• _What you should do_:
Extract the records below word for word and ignore the images.

+++ Material to process

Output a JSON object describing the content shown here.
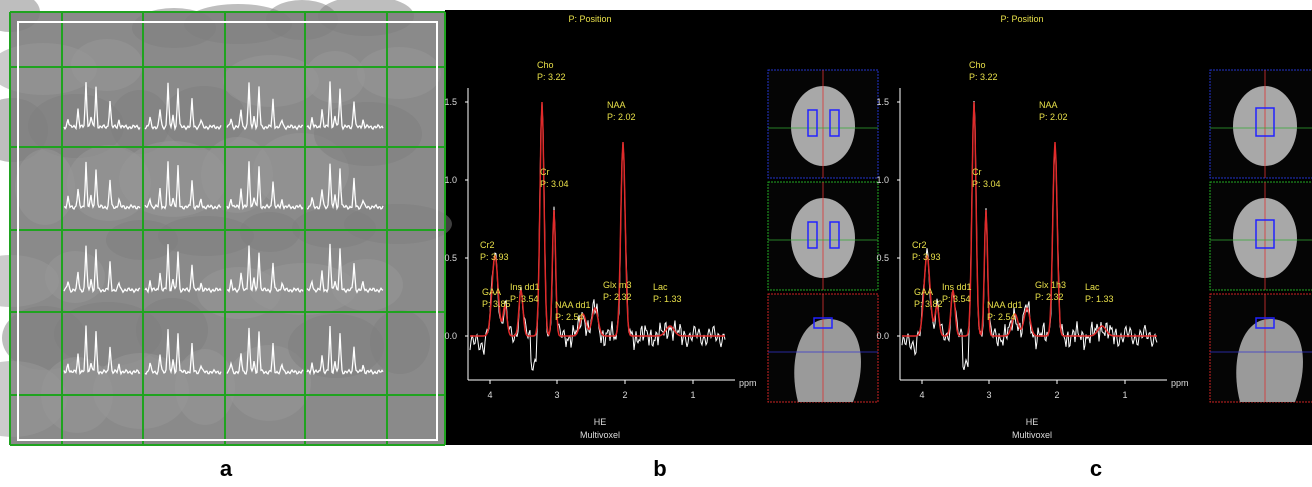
{
  "panels": [
    {
      "caption": "a"
    },
    {
      "caption": "b",
      "header": "P: Position",
      "yticks": [
        "1.5",
        "1.0",
        "0.5",
        "0.0"
      ],
      "xticks": [
        "4",
        "3",
        "2",
        "1"
      ],
      "x_unit": "ppm",
      "footer": [
        "HE",
        "Multivoxel"
      ],
      "peaks": [
        {
          "name": "Cho",
          "position": "P: 3.22"
        },
        {
          "name": "NAA",
          "position": "P: 2.02"
        },
        {
          "name": "Cr",
          "position": "P: 3.04"
        },
        {
          "name": "Cr2",
          "position": "P: 3.93"
        },
        {
          "name": "Ins dd1",
          "position": "P: 3.54"
        },
        {
          "name": "GAA",
          "position": "P: 3.85"
        },
        {
          "name": "NAA dd1",
          "position": "P: 2.54"
        },
        {
          "name": "Glx m3",
          "position": "P: 2.32"
        },
        {
          "name": "Lac",
          "position": "P: 1.33"
        }
      ]
    },
    {
      "caption": "c",
      "header": "P: Position",
      "yticks": [
        "1.5",
        "1.0",
        "0.5",
        "0.0"
      ],
      "xticks": [
        "4",
        "3",
        "2",
        "1"
      ],
      "x_unit": "ppm",
      "footer": [
        "HE",
        "Multivoxel"
      ],
      "peaks": [
        {
          "name": "Cho",
          "position": "P: 3.22"
        },
        {
          "name": "NAA",
          "position": "P: 2.02"
        },
        {
          "name": "Cr",
          "position": "P: 3.04"
        },
        {
          "name": "Cr2",
          "position": "P: 3.93"
        },
        {
          "name": "Ins dd1",
          "position": "P: 3.54"
        },
        {
          "name": "GAA",
          "position": "P: 3.82"
        },
        {
          "name": "NAA dd1",
          "position": "P: 2.54"
        },
        {
          "name": "Glx 1h3",
          "position": "P: 2.32"
        },
        {
          "name": "Lac",
          "position": "P: 1.33"
        }
      ]
    }
  ]
}
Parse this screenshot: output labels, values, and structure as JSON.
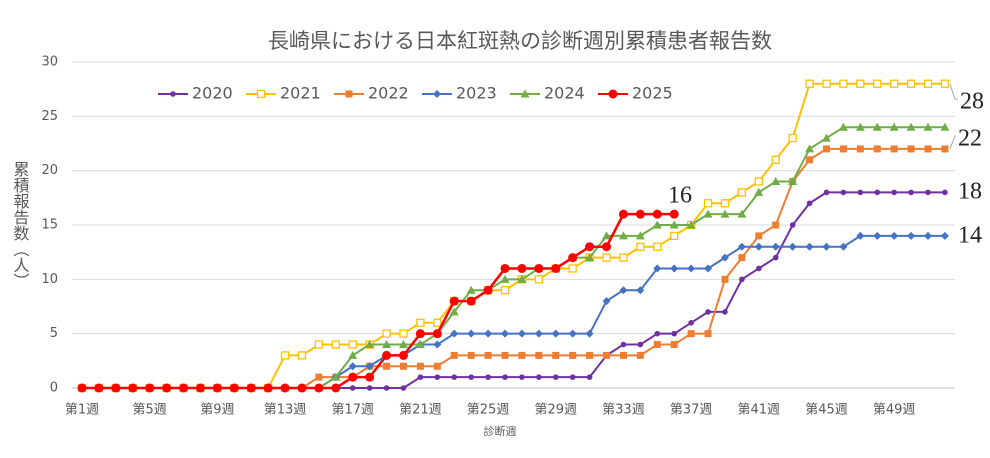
{
  "chart_data": {
    "type": "line",
    "title": "長崎県における日本紅斑熱の診断週別累積患者報告数",
    "x_label": "診断週",
    "y_label": "累積報告数（人）",
    "categories": [
      "第1週",
      null,
      null,
      null,
      "第5週",
      null,
      null,
      null,
      "第9週",
      null,
      null,
      null,
      "第13週",
      null,
      null,
      null,
      "第17週",
      null,
      null,
      null,
      "第21週",
      null,
      null,
      null,
      "第25週",
      null,
      null,
      null,
      "第29週",
      null,
      null,
      null,
      "第33週",
      null,
      null,
      null,
      "第37週",
      null,
      null,
      null,
      "第41週",
      null,
      null,
      null,
      "第45週",
      null,
      null,
      null,
      "第49週",
      null,
      null,
      null
    ],
    "ylim": [
      0,
      30
    ],
    "yticks": [
      0,
      5,
      10,
      15,
      20,
      25,
      30
    ],
    "grid": true,
    "series": [
      {
        "name": "2020",
        "color": "#7030a0",
        "marker": "circle",
        "values": [
          0,
          0,
          0,
          0,
          0,
          0,
          0,
          0,
          0,
          0,
          0,
          0,
          0,
          0,
          0,
          0,
          0,
          0,
          0,
          0,
          1,
          1,
          1,
          1,
          1,
          1,
          1,
          1,
          1,
          1,
          1,
          3,
          4,
          4,
          5,
          5,
          6,
          7,
          7,
          10,
          11,
          12,
          15,
          17,
          18,
          18,
          18,
          18,
          18,
          18,
          18,
          18
        ]
      },
      {
        "name": "2021",
        "color": "#ffc000",
        "marker": "open-square",
        "values": [
          0,
          0,
          0,
          0,
          0,
          0,
          0,
          0,
          0,
          0,
          0,
          0,
          3,
          3,
          4,
          4,
          4,
          4,
          5,
          5,
          6,
          6,
          8,
          8,
          9,
          9,
          10,
          10,
          11,
          11,
          12,
          12,
          12,
          13,
          13,
          14,
          15,
          17,
          17,
          18,
          19,
          21,
          23,
          28,
          28,
          28,
          28,
          28,
          28,
          28,
          28,
          28
        ]
      },
      {
        "name": "2022",
        "color": "#ed7d31",
        "marker": "square",
        "values": [
          0,
          0,
          0,
          0,
          0,
          0,
          0,
          0,
          0,
          0,
          0,
          0,
          0,
          0,
          1,
          1,
          1,
          2,
          2,
          2,
          2,
          2,
          3,
          3,
          3,
          3,
          3,
          3,
          3,
          3,
          3,
          3,
          3,
          3,
          4,
          4,
          5,
          5,
          10,
          12,
          14,
          15,
          19,
          21,
          22,
          22,
          22,
          22,
          22,
          22,
          22,
          22
        ]
      },
      {
        "name": "2023",
        "color": "#4472c4",
        "marker": "diamond",
        "values": [
          0,
          0,
          0,
          0,
          0,
          0,
          0,
          0,
          0,
          0,
          0,
          0,
          0,
          0,
          0,
          1,
          2,
          2,
          3,
          3,
          4,
          4,
          5,
          5,
          5,
          5,
          5,
          5,
          5,
          5,
          5,
          8,
          9,
          9,
          11,
          11,
          11,
          11,
          12,
          13,
          13,
          13,
          13,
          13,
          13,
          13,
          14,
          14,
          14,
          14,
          14,
          14
        ]
      },
      {
        "name": "2024",
        "color": "#70ad47",
        "marker": "triangle",
        "values": [
          0,
          0,
          0,
          0,
          0,
          0,
          0,
          0,
          0,
          0,
          0,
          0,
          0,
          0,
          0,
          1,
          3,
          4,
          4,
          4,
          4,
          5,
          7,
          9,
          9,
          10,
          10,
          11,
          11,
          12,
          12,
          14,
          14,
          14,
          15,
          15,
          15,
          16,
          16,
          16,
          18,
          19,
          19,
          22,
          23,
          24,
          24,
          24,
          24,
          24,
          24,
          24
        ]
      },
      {
        "name": "2025",
        "color": "#ff0000",
        "marker": "big-circle",
        "values": [
          0,
          0,
          0,
          0,
          0,
          0,
          0,
          0,
          0,
          0,
          0,
          0,
          0,
          0,
          0,
          0,
          1,
          1,
          3,
          3,
          5,
          5,
          8,
          8,
          9,
          11,
          11,
          11,
          11,
          12,
          13,
          13,
          16,
          16,
          16,
          16,
          null,
          null,
          null,
          null,
          null,
          null,
          null,
          null,
          null,
          null,
          null,
          null,
          null,
          null,
          null,
          null
        ]
      }
    ]
  }
}
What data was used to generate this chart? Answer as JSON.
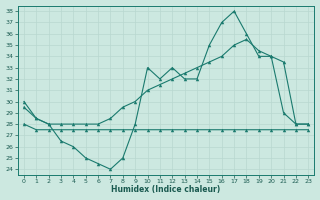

++++++

• _Written solution_:
Output a JSON object describing the content shown here.
{
  "panels": [
    {
      "caption": "a"
    },
    {
      "caption": "b",
      "header": "P: Position",
      "yticks": [
        "1.5",
        "1.0",
        "0.5",
        "0.0"
      ],
      "xticks": [
        "4",
        "3",
        "2",
        "1"
      ],
      "x_unit": "ppm",
      "footer": [
        "HE",
        "Multivoxel"
      ],
      "peaks": [
        {
          "name": "Cho",
          "position": "P: 3.22"
        },
        {
          "name": "NAA",
          "position": "P: 2.02"
        },
        {
          "name": "Cr",
          "position": "P: 3.04"
        },
        {
          "name": "Cr2",
          "position": "P: 3.93"
        },
        {
          "name": "Ins dd1",
          "position": "P: 3.54"
        },
        {
          "name": "GAA",
          "position": "P: 3.85"
        },
        {
          "name": "NAA dd1",
          "position": "P: 2.54"
        },
        {
          "name": "Glx m3",
          "position": "P: 2.32"
        },
        {
          "name": "Lac",
          "position": "P: 1.33"
        }
      ]
    },
    {
      "caption": "c",
      "header": "P: Position",
      "yticks": [
        "1.5",
        "1.0",
        "0.5",
        "0.0"
      ],
      "xticks": [
        "4",
        "3",
        "2",
        "1"
      ],
      "x_unit": "ppm",
      "footer": [
        "HE",
        "Multivoxel"
      ],
      "peaks": [
        {
          "name": "Cho",
          "position": "P: 3.22"
        },
        {
          "name": "NAA",
          "position": "P: 2.02"
        },
        {
          "name": "Cr",
          "position": "P: 3.04"
        },
        {
          "name": "Cr2",
          "position": "P: 3.93"
        },
        {
          "name": "Ins dd1",
          "position": "P: 3.54"
        },
        {
          "name": "GAA",
          "position": "P: 3.82"
        },
        {
          "name": "NAA dd1",
          "position": "P: 2.54"
        },
        {
          "name": "Glx 1h3",
          "position": "P: 2.32"
        },
        {
          "name": "Lac",
          "position": "P: 1.33"
        }
      ]
    }
  ]
}
Parse this screenshot: output labels, values, and structure as JSON.
{
  "chart_data": {
    "type": "line",
    "title": "長崎県における日本紅斑熱の診断週別累積患者報告数",
    "x_label": "診断週",
    "y_label": "累積報告数（人）",
    "categories": [
      "第1週",
      null,
      null,
      null,
      "第5週",
      null,
      null,
      null,
      "第9週",
      null,
      null,
      null,
      "第13週",
      null,
      null,
      null,
      "第17週",
      null,
      null,
      null,
      "第21週",
      null,
      null,
      null,
      "第25週",
      null,
      null,
      null,
      "第29週",
      null,
      null,
      null,
      "第33週",
      null,
      null,
      null,
      "第37週",
      null,
      null,
      null,
      "第41週",
      null,
      null,
      null,
      "第45週",
      null,
      null,
      null,
      "第49週",
      null,
      null,
      null
    ],
    "ylim": [
      0,
      30
    ],
    "yticks": [
      0,
      5,
      10,
      15,
      20,
      25,
      30
    ],
    "grid": true,
    "series": [
      {
        "name": "2020",
        "color": "#7030a0",
        "marker": "circle",
        "values": [
          0,
          0,
          0,
          0,
          0,
          0,
          0,
          0,
          0,
          0,
          0,
          0,
          0,
          0,
          0,
          0,
          0,
          0,
          0,
          0,
          1,
          1,
          1,
          1,
          1,
          1,
          1,
          1,
          1,
          1,
          1,
          3,
          4,
          4,
          5,
          5,
          6,
          7,
          7,
          10,
          11,
          12,
          15,
          17,
          18,
          18,
          18,
          18,
          18,
          18,
          18,
          18
        ]
      },
      {
        "name": "2021",
        "color": "#ffc000",
        "marker": "open-square",
        "values": [
          0,
          0,
          0,
          0,
          0,
          0,
          0,
          0,
          0,
          0,
          0,
          0,
          3,
          3,
          4,
          4,
          4,
          4,
          5,
          5,
          6,
          6,
          8,
          8,
          9,
          9,
          10,
          10,
          11,
          11,
          12,
          12,
          12,
          13,
          13,
          14,
          15,
          17,
          17,
          18,
          19,
          21,
          23,
          28,
          28,
          28,
          28,
          28,
          28,
          28,
          28,
          28
        ]
      },
      {
        "name": "2022",
        "color": "#ed7d31",
        "marker": "square",
        "values": [
          0,
          0,
          0,
          0,
          0,
          0,
          0,
          0,
          0,
          0,
          0,
          0,
          0,
          0,
          1,
          1,
          1,
          2,
          2,
          2,
          2,
          2,
          3,
          3,
          3,
          3,
          3,
          3,
          3,
          3,
          3,
          3,
          3,
          3,
          4,
          4,
          5,
          5,
          10,
          12,
          14,
          15,
          19,
          21,
          22,
          22,
          22,
          22,
          22,
          22,
          22,
          22
        ]
      },
      {
        "name": "2023",
        "color": "#4472c4",
        "marker": "diamond",
        "values": [
          0,
          0,
          0,
          0,
          0,
          0,
          0,
          0,
          0,
          0,
          0,
          0,
          0,
          0,
          0,
          1,
          2,
          2,
          3,
          3,
          4,
          4,
          5,
          5,
          5,
          5,
          5,
          5,
          5,
          5,
          5,
          8,
          9,
          9,
          11,
          11,
          11,
          11,
          12,
          13,
          13,
          13,
          13,
          13,
          13,
          13,
          14,
          14,
          14,
          14,
          14,
          14
        ]
      },
      {
        "name": "2024",
        "color": "#70ad47",
        "marker": "triangle",
        "values": [
          0,
          0,
          0,
          0,
          0,
          0,
          0,
          0,
          0,
          0,
          0,
          0,
          0,
          0,
          0,
          1,
          3,
          4,
          4,
          4,
          4,
          5,
          7,
          9,
          9,
          10,
          10,
          11,
          11,
          12,
          12,
          14,
          14,
          14,
          15,
          15,
          15,
          16,
          16,
          16,
          18,
          19,
          19,
          22,
          23,
          24,
          24,
          24,
          24,
          24,
          24,
          24
        ]
      },
      {
        "name": "2025",
        "color": "#ff0000",
        "marker": "big-circle",
        "values": [
          0,
          0,
          0,
          0,
          0,
          0,
          0,
          0,
          0,
          0,
          0,
          0,
          0,
          0,
          0,
          0,
          1,
          1,
          3,
          3,
          5,
          5,
          8,
          8,
          9,
          11,
          11,
          11,
          11,
          12,
          13,
          13,
          16,
          16,
          16,
          16,
          null,
          null,
          null,
          null,
          null,
          null,
          null,
          null,
          null,
          null,
          null,
          null,
          null,
          null,
          null,
          null
        ]
      }
    ]
  }
}
What data was used to generate this chart? Answer as JSON.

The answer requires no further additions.